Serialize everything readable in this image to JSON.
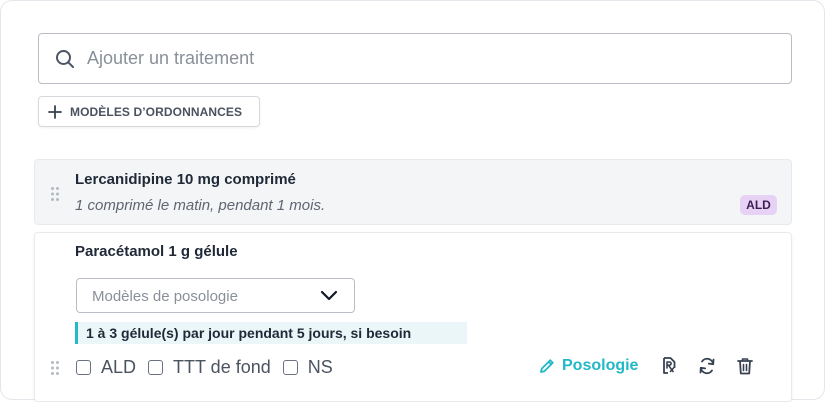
{
  "search": {
    "placeholder": "Ajouter un traitement",
    "value": ""
  },
  "templates_button": {
    "label": "MODÈLES D’ORDONNANCES"
  },
  "prescriptions": [
    {
      "name": "Lercanidipine 10 mg comprimé",
      "dosage": "1 comprimé le matin, pendant 1 mois.",
      "badge": "ALD"
    },
    {
      "name": "Paracétamol 1 g gélule",
      "posology_select_placeholder": "Modèles de posologie",
      "instruction": "1 à 3 gélule(s) par jour pendant 5 jours, si besoin",
      "checkboxes": [
        {
          "label": "ALD",
          "checked": false
        },
        {
          "label": "TTT de fond",
          "checked": false
        },
        {
          "label": "NS",
          "checked": false
        }
      ],
      "posologie_button": "Posologie"
    }
  ],
  "colors": {
    "accent": "#22b8c8",
    "ald_badge_bg": "#e7d2f6",
    "row_bg": "#f3f5f6"
  },
  "icons": [
    "search-icon",
    "plus-icon",
    "drag-handle-icon",
    "chevron-down-icon",
    "pencil-icon",
    "prescription-file-icon",
    "refresh-icon",
    "trash-icon"
  ]
}
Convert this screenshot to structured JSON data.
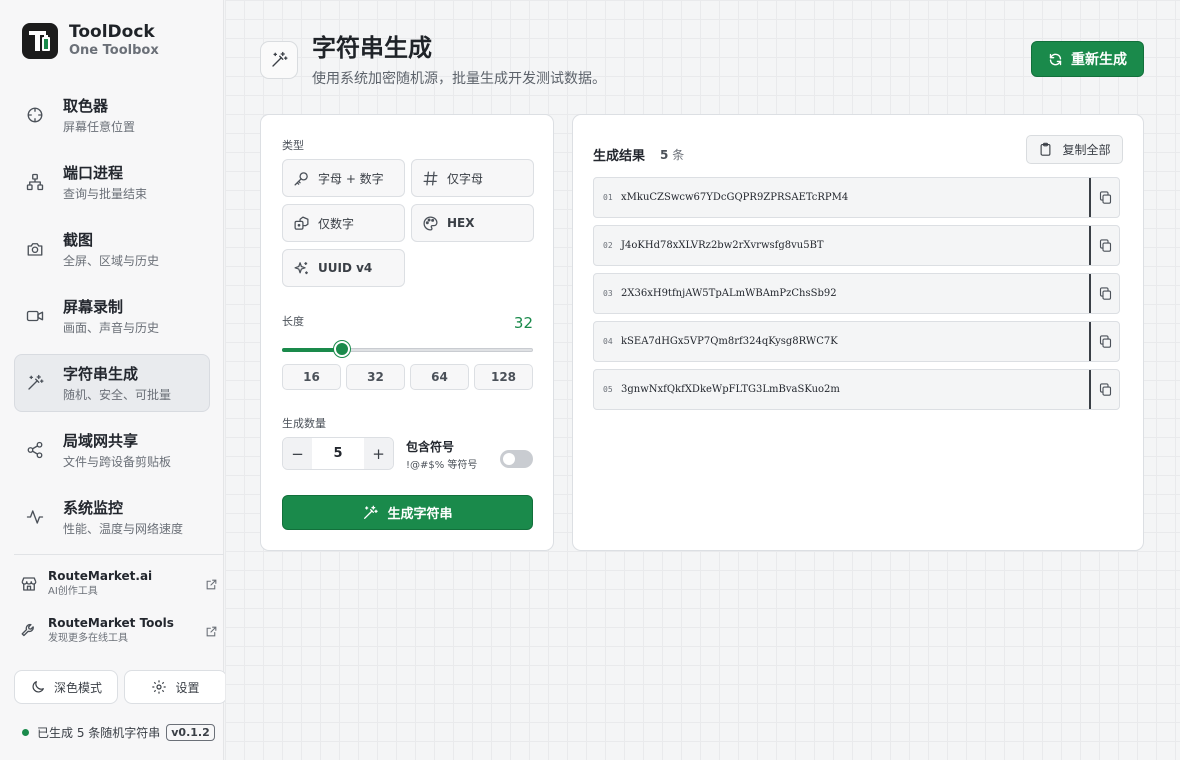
{
  "brand": {
    "title": "ToolDock",
    "subtitle": "One Toolbox"
  },
  "sidebar": {
    "items": [
      {
        "label": "取色器",
        "desc": "屏幕任意位置",
        "icon": "crosshair-icon"
      },
      {
        "label": "端口进程",
        "desc": "查询与批量结束",
        "icon": "network-icon"
      },
      {
        "label": "截图",
        "desc": "全屏、区域与历史",
        "icon": "camera-icon"
      },
      {
        "label": "屏幕录制",
        "desc": "画面、声音与历史",
        "icon": "video-icon"
      },
      {
        "label": "字符串生成",
        "desc": "随机、安全、可批量",
        "icon": "magic-wand-icon",
        "active": true
      },
      {
        "label": "局域网共享",
        "desc": "文件与跨设备剪贴板",
        "icon": "share-icon"
      },
      {
        "label": "系统监控",
        "desc": "性能、温度与网络速度",
        "icon": "activity-icon"
      }
    ],
    "links": [
      {
        "title": "RouteMarket.ai",
        "desc": "AI创作工具",
        "icon": "store-icon"
      },
      {
        "title": "RouteMarket Tools",
        "desc": "发现更多在线工具",
        "icon": "wrench-icon"
      }
    ],
    "dark_mode_label": "深色模式",
    "settings_label": "设置",
    "status_text": "已生成 5 条随机字符串",
    "version": "v0.1.2"
  },
  "header": {
    "title": "字符串生成",
    "subtitle": "使用系统加密随机源，批量生成开发测试数据。",
    "regen_label": "重新生成"
  },
  "options": {
    "type_label": "类型",
    "types": [
      {
        "label": "字母 + 数字",
        "icon": "key-icon"
      },
      {
        "label": "仅字母",
        "icon": "hash-icon"
      },
      {
        "label": "仅数字",
        "icon": "dice-icon"
      },
      {
        "label": "HEX",
        "icon": "palette-icon"
      },
      {
        "label": "UUID v4",
        "icon": "sparkles-icon"
      }
    ],
    "length_label": "长度",
    "length_value": "32",
    "length_presets": [
      "16",
      "32",
      "64",
      "128"
    ],
    "count_label": "生成数量",
    "count_value": "5",
    "symbols_title": "包含符号",
    "symbols_desc": "!@#$% 等符号",
    "symbols_enabled": false,
    "generate_label": "生成字符串"
  },
  "results": {
    "title": "生成结果",
    "count_num": "5",
    "count_unit": "条",
    "copy_all_label": "复制全部",
    "rows": [
      {
        "idx": "01",
        "value": "xMkuCZSwcw67YDcGQPR9ZPRSAETcRPM4"
      },
      {
        "idx": "02",
        "value": "J4oKHd78xXLVRz2bw2rXvrwsfg8vu5BT"
      },
      {
        "idx": "03",
        "value": "2X36xH9tfnjAW5TpALmWBAmPzChsSb92"
      },
      {
        "idx": "04",
        "value": "kSEA7dHGx5VP7Qm8rf324qKysg8RWC7K"
      },
      {
        "idx": "05",
        "value": "3gnwNxfQkfXDkeWpFLTG3LmBvaSKuo2m"
      }
    ]
  },
  "colors": {
    "accent": "#1a8a4b",
    "sidebar_bg": "#f7f7f8",
    "card_bg": "#ffffff"
  }
}
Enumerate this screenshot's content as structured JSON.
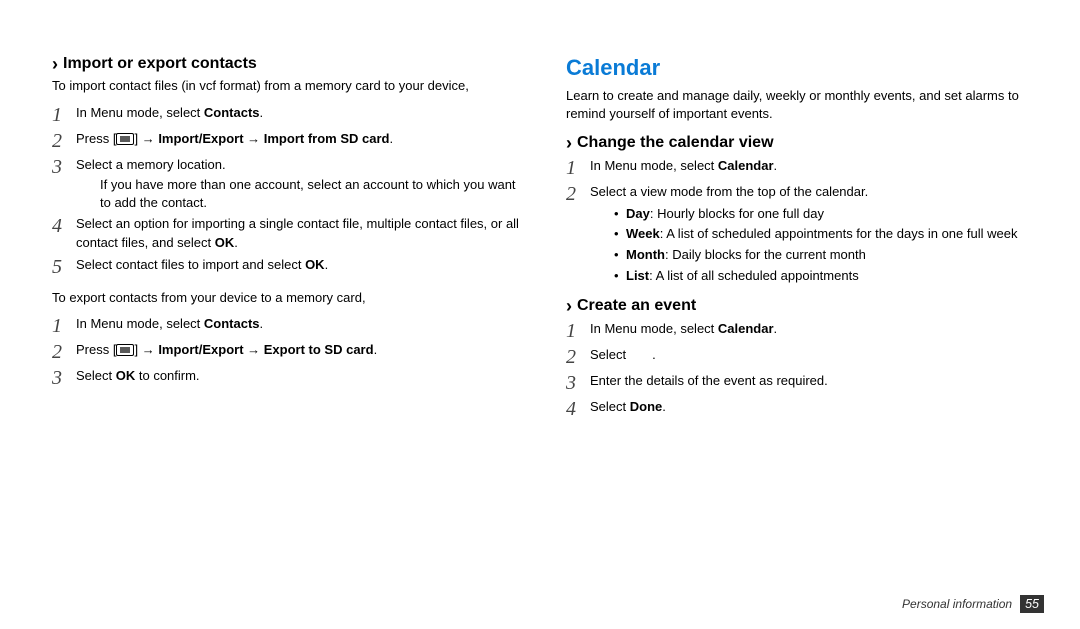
{
  "left": {
    "heading": "Import or export contacts",
    "intro": "To import contact files (in vcf format) from a memory card to your device,",
    "importSteps": [
      {
        "pre": "In Menu mode, select ",
        "bold": "Contacts",
        "post": "."
      },
      {
        "pre": "Press [",
        "post": "] → ",
        "bold": "Import/Export → Import from SD card",
        "after": "."
      },
      {
        "pre": "Select a memory location.",
        "note": "If you have more than one account, select an account to which you want to add the contact."
      },
      {
        "pre": "Select an option for importing a single contact file, multiple contact files, or all contact files, and select ",
        "bold": "OK",
        "post": "."
      },
      {
        "pre": "Select contact files to import and select ",
        "bold": "OK",
        "post": "."
      }
    ],
    "exportIntro": "To export contacts from your device to a memory card,",
    "exportSteps": [
      {
        "pre": "In Menu mode, select ",
        "bold": "Contacts",
        "post": "."
      },
      {
        "pre": "Press [",
        "post": "] → ",
        "bold": "Import/Export → Export to SD card",
        "after": "."
      },
      {
        "pre": "Select ",
        "bold": "OK",
        "post": " to confirm."
      }
    ]
  },
  "right": {
    "title": "Calendar",
    "intro": "Learn to create and manage daily, weekly or monthly events, and set alarms to remind yourself of important events.",
    "sec1": {
      "heading": "Change the calendar view",
      "steps": [
        {
          "pre": "In Menu mode, select ",
          "bold": "Calendar",
          "post": "."
        },
        {
          "pre": "Select a view mode from the top of the calendar."
        }
      ],
      "bullets": [
        {
          "bold": "Day",
          "text": ": Hourly blocks for one full day"
        },
        {
          "bold": "Week",
          "text": ": A list of scheduled appointments for the days in one full week"
        },
        {
          "bold": "Month",
          "text": ": Daily blocks for the current month"
        },
        {
          "bold": "List",
          "text": ": A list of all scheduled appointments"
        }
      ]
    },
    "sec2": {
      "heading": "Create an event",
      "steps": [
        {
          "pre": "In Menu mode, select ",
          "bold": "Calendar",
          "post": "."
        },
        {
          "pre": "Select  ."
        },
        {
          "pre": "Enter the details of the event as required."
        },
        {
          "pre": "Select ",
          "bold": "Done",
          "post": "."
        }
      ]
    }
  },
  "footer": {
    "label": "Personal information",
    "page": "55"
  }
}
_ _ _ _ _ _ _
### OBJECTIVE
Your task is to retype all the entries exactly and leave out any pictures.

### ANSWER BELOW
Serialize everything readable in this image to JSON.
{
  "search": {
    "placeholder": "Ajouter un traitement",
    "value": ""
  },
  "templates_button": {
    "label": "MODÈLES D’ORDONNANCES"
  },
  "prescriptions": [
    {
      "name": "Lercanidipine 10 mg comprimé",
      "dosage": "1 comprimé le matin, pendant 1 mois.",
      "badge": "ALD"
    },
    {
      "name": "Paracétamol 1 g gélule",
      "posology_select_placeholder": "Modèles de posologie",
      "instruction": "1 à 3 gélule(s) par jour pendant 5 jours, si besoin",
      "checkboxes": [
        {
          "label": "ALD",
          "checked": false
        },
        {
          "label": "TTT de fond",
          "checked": false
        },
        {
          "label": "NS",
          "checked": false
        }
      ],
      "posologie_button": "Posologie"
    }
  ],
  "colors": {
    "accent": "#22b8c8",
    "ald_badge_bg": "#e7d2f6",
    "row_bg": "#f3f5f6"
  },
  "icons": [
    "search-icon",
    "plus-icon",
    "drag-handle-icon",
    "chevron-down-icon",
    "pencil-icon",
    "prescription-file-icon",
    "refresh-icon",
    "trash-icon"
  ]
}
Convert this screenshot to structured JSON data.
{
  "brand": {
    "title": "ToolDock",
    "subtitle": "One Toolbox"
  },
  "sidebar": {
    "items": [
      {
        "label": "取色器",
        "desc": "屏幕任意位置",
        "icon": "crosshair-icon"
      },
      {
        "label": "端口进程",
        "desc": "查询与批量结束",
        "icon": "network-icon"
      },
      {
        "label": "截图",
        "desc": "全屏、区域与历史",
        "icon": "camera-icon"
      },
      {
        "label": "屏幕录制",
        "desc": "画面、声音与历史",
        "icon": "video-icon"
      },
      {
        "label": "字符串生成",
        "desc": "随机、安全、可批量",
        "icon": "magic-wand-icon",
        "active": true
      },
      {
        "label": "局域网共享",
        "desc": "文件与跨设备剪贴板",
        "icon": "share-icon"
      },
      {
        "label": "系统监控",
        "desc": "性能、温度与网络速度",
        "icon": "activity-icon"
      }
    ],
    "links": [
      {
        "title": "RouteMarket.ai",
        "desc": "AI创作工具",
        "icon": "store-icon"
      },
      {
        "title": "RouteMarket Tools",
        "desc": "发现更多在线工具",
        "icon": "wrench-icon"
      }
    ],
    "dark_mode_label": "深色模式",
    "settings_label": "设置",
    "status_text": "已生成 5 条随机字符串",
    "version": "v0.1.2"
  },
  "header": {
    "title": "字符串生成",
    "subtitle": "使用系统加密随机源，批量生成开发测试数据。",
    "regen_label": "重新生成"
  },
  "options": {
    "type_label": "类型",
    "types": [
      {
        "label": "字母 + 数字",
        "icon": "key-icon"
      },
      {
        "label": "仅字母",
        "icon": "hash-icon"
      },
      {
        "label": "仅数字",
        "icon": "dice-icon"
      },
      {
        "label": "HEX",
        "icon": "palette-icon"
      },
      {
        "label": "UUID v4",
        "icon": "sparkles-icon"
      }
    ],
    "length_label": "长度",
    "length_value": "32",
    "length_presets": [
      "16",
      "32",
      "64",
      "128"
    ],
    "count_label": "生成数量",
    "count_value": "5",
    "symbols_title": "包含符号",
    "symbols_desc": "!@#$% 等符号",
    "symbols_enabled": false,
    "generate_label": "生成字符串"
  },
  "results": {
    "title": "生成结果",
    "count_num": "5",
    "count_unit": "条",
    "copy_all_label": "复制全部",
    "rows": [
      {
        "idx": "01",
        "value": "xMkuCZSwcw67YDcGQPR9ZPRSAETcRPM4"
      },
      {
        "idx": "02",
        "value": "J4oKHd78xXLVRz2bw2rXvrwsfg8vu5BT"
      },
      {
        "idx": "03",
        "value": "2X36xH9tfnjAW5TpALmWBAmPzChsSb92"
      },
      {
        "idx": "04",
        "value": "kSEA7dHGx5VP7Qm8rf324qKysg8RWC7K"
      },
      {
        "idx": "05",
        "value": "3gnwNxfQkfXDkeWpFLTG3LmBvaSKuo2m"
      }
    ]
  },
  "colors": {
    "accent": "#1a8a4b",
    "sidebar_bg": "#f7f7f8",
    "card_bg": "#ffffff"
  }
}
Enumerate this screenshot's content as structured JSON.
{
  "left": {
    "heading": "Import or export contacts",
    "intro": "To import contact files (in vcf format) from a memory card to your device,",
    "importSteps": [
      {
        "pre": "In Menu mode, select ",
        "bold": "Contacts",
        "post": "."
      },
      {
        "pre": "Press [",
        "post": "] → ",
        "bold": "Import/Export → Import from SD card",
        "after": "."
      },
      {
        "pre": "Select a memory location.",
        "note": "If you have more than one account, select an account to which you want to add the contact."
      },
      {
        "pre": "Select an option for importing a single contact file, multiple contact files, or all contact files, and select ",
        "bold": "OK",
        "post": "."
      },
      {
        "pre": "Select contact files to import and select ",
        "bold": "OK",
        "post": "."
      }
    ],
    "exportIntro": "To export contacts from your device to a memory card,",
    "exportSteps": [
      {
        "pre": "In Menu mode, select ",
        "bold": "Contacts",
        "post": "."
      },
      {
        "pre": "Press [",
        "post": "] → ",
        "bold": "Import/Export → Export to SD card",
        "after": "."
      },
      {
        "pre": "Select ",
        "bold": "OK",
        "post": " to confirm."
      }
    ]
  },
  "right": {
    "title": "Calendar",
    "intro": "Learn to create and manage daily, weekly or monthly events, and set alarms to remind yourself of important events.",
    "sec1": {
      "heading": "Change the calendar view",
      "steps": [
        {
          "pre": "In Menu mode, select ",
          "bold": "Calendar",
          "post": "."
        },
        {
          "pre": "Select a view mode from the top of the calendar."
        }
      ],
      "bullets": [
        {
          "bold": "Day",
          "text": ": Hourly blocks for one full day"
        },
        {
          "bold": "Week",
          "text": ": A list of scheduled appointments for the days in one full week"
        },
        {
          "bold": "Month",
          "text": ": Daily blocks for the current month"
        },
        {
          "bold": "List",
          "text": ": A list of all scheduled appointments"
        }
      ]
    },
    "sec2": {
      "heading": "Create an event",
      "steps": [
        {
          "pre": "In Menu mode, select ",
          "bold": "Calendar",
          "post": "."
        },
        {
          "pre": "Select  ."
        },
        {
          "pre": "Enter the details of the event as required."
        },
        {
          "pre": "Select ",
          "bold": "Done",
          "post": "."
        }
      ]
    }
  },
  "footer": {
    "label": "Personal information",
    "page": "55"
  }
}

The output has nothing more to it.